The problem: Return the entries below in their exact form, leaving the pictures out.

Dataset extract:
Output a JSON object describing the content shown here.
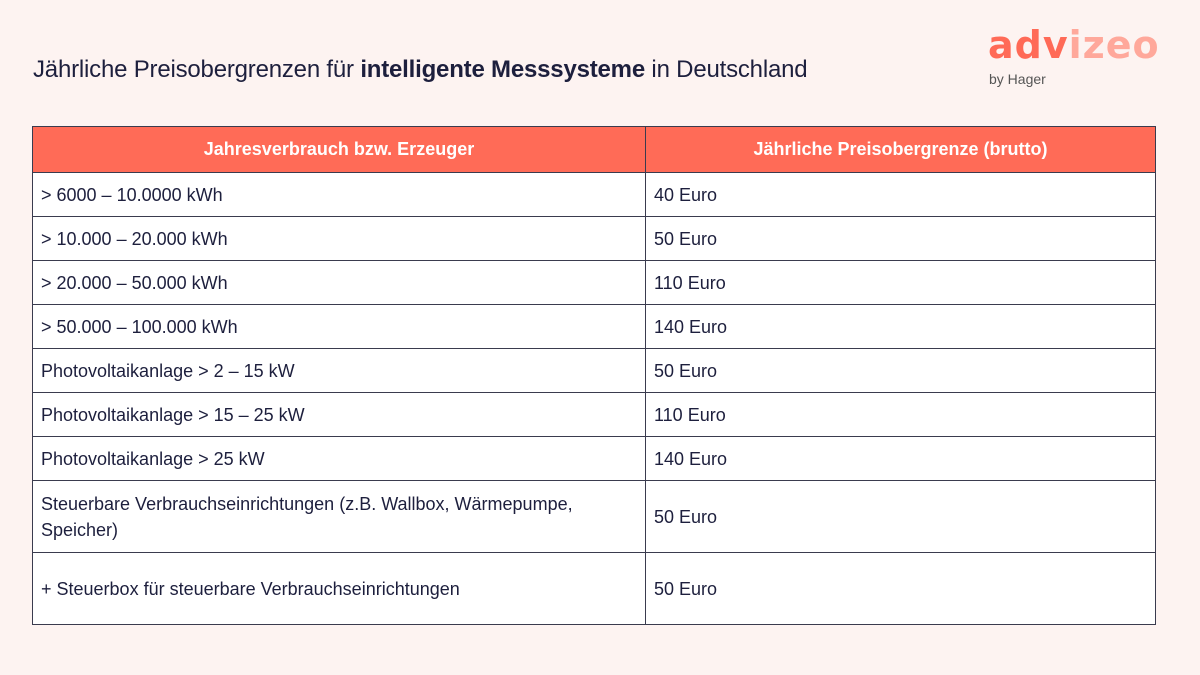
{
  "title": {
    "prefix": "Jährliche Preisobergrenzen für ",
    "bold": "intelligente Messsysteme",
    "suffix": " in Deutschland"
  },
  "logo": {
    "word_solid": "adv",
    "word_light": "izeo",
    "byline": "by Hager"
  },
  "colors": {
    "accent": "#ff6b57",
    "text": "#1d1f3d",
    "background": "#fdf3f1"
  },
  "table": {
    "headers": [
      "Jahresverbrauch bzw. Erzeuger",
      "Jährliche Preisobergrenze (brutto)"
    ],
    "rows": [
      [
        "> 6000 – 10.0000 kWh",
        "40 Euro"
      ],
      [
        "> 10.000 – 20.000 kWh",
        "50 Euro"
      ],
      [
        "> 20.000 – 50.000 kWh",
        "110 Euro"
      ],
      [
        "> 50.000 – 100.000 kWh",
        "140 Euro"
      ],
      [
        "Photovoltaikanlage > 2 – 15 kW",
        "50 Euro"
      ],
      [
        "Photovoltaikanlage > 15 – 25 kW",
        "110 Euro"
      ],
      [
        "Photovoltaikanlage > 25 kW",
        "140 Euro"
      ],
      [
        "Steuerbare Verbrauchseinrichtungen (z.B. Wallbox, Wärmepumpe, Speicher)",
        "50 Euro"
      ],
      [
        "+ Steuerbox für steuerbare Verbrauchseinrichtungen",
        "50 Euro"
      ]
    ]
  }
}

Result of this exercise:
Output a JSON object describing the content shown here.
{
  "title": {
    "prefix": "Jährliche Preisobergrenzen für ",
    "bold": "intelligente Messsysteme",
    "suffix": " in Deutschland"
  },
  "logo": {
    "word_solid": "adv",
    "word_light": "izeo",
    "byline": "by Hager"
  },
  "colors": {
    "accent": "#ff6b57",
    "text": "#1d1f3d",
    "background": "#fdf3f1"
  },
  "table": {
    "headers": [
      "Jahresverbrauch bzw. Erzeuger",
      "Jährliche Preisobergrenze (brutto)"
    ],
    "rows": [
      [
        "> 6000 – 10.0000 kWh",
        "40 Euro"
      ],
      [
        "> 10.000 – 20.000 kWh",
        "50 Euro"
      ],
      [
        "> 20.000 – 50.000 kWh",
        "110 Euro"
      ],
      [
        "> 50.000 – 100.000 kWh",
        "140 Euro"
      ],
      [
        "Photovoltaikanlage > 2 – 15 kW",
        "50 Euro"
      ],
      [
        "Photovoltaikanlage > 15 – 25 kW",
        "110 Euro"
      ],
      [
        "Photovoltaikanlage > 25 kW",
        "140 Euro"
      ],
      [
        "Steuerbare Verbrauchseinrichtungen (z.B. Wallbox, Wärmepumpe, Speicher)",
        "50 Euro"
      ],
      [
        "+ Steuerbox für steuerbare Verbrauchseinrichtungen",
        "50 Euro"
      ]
    ]
  }
}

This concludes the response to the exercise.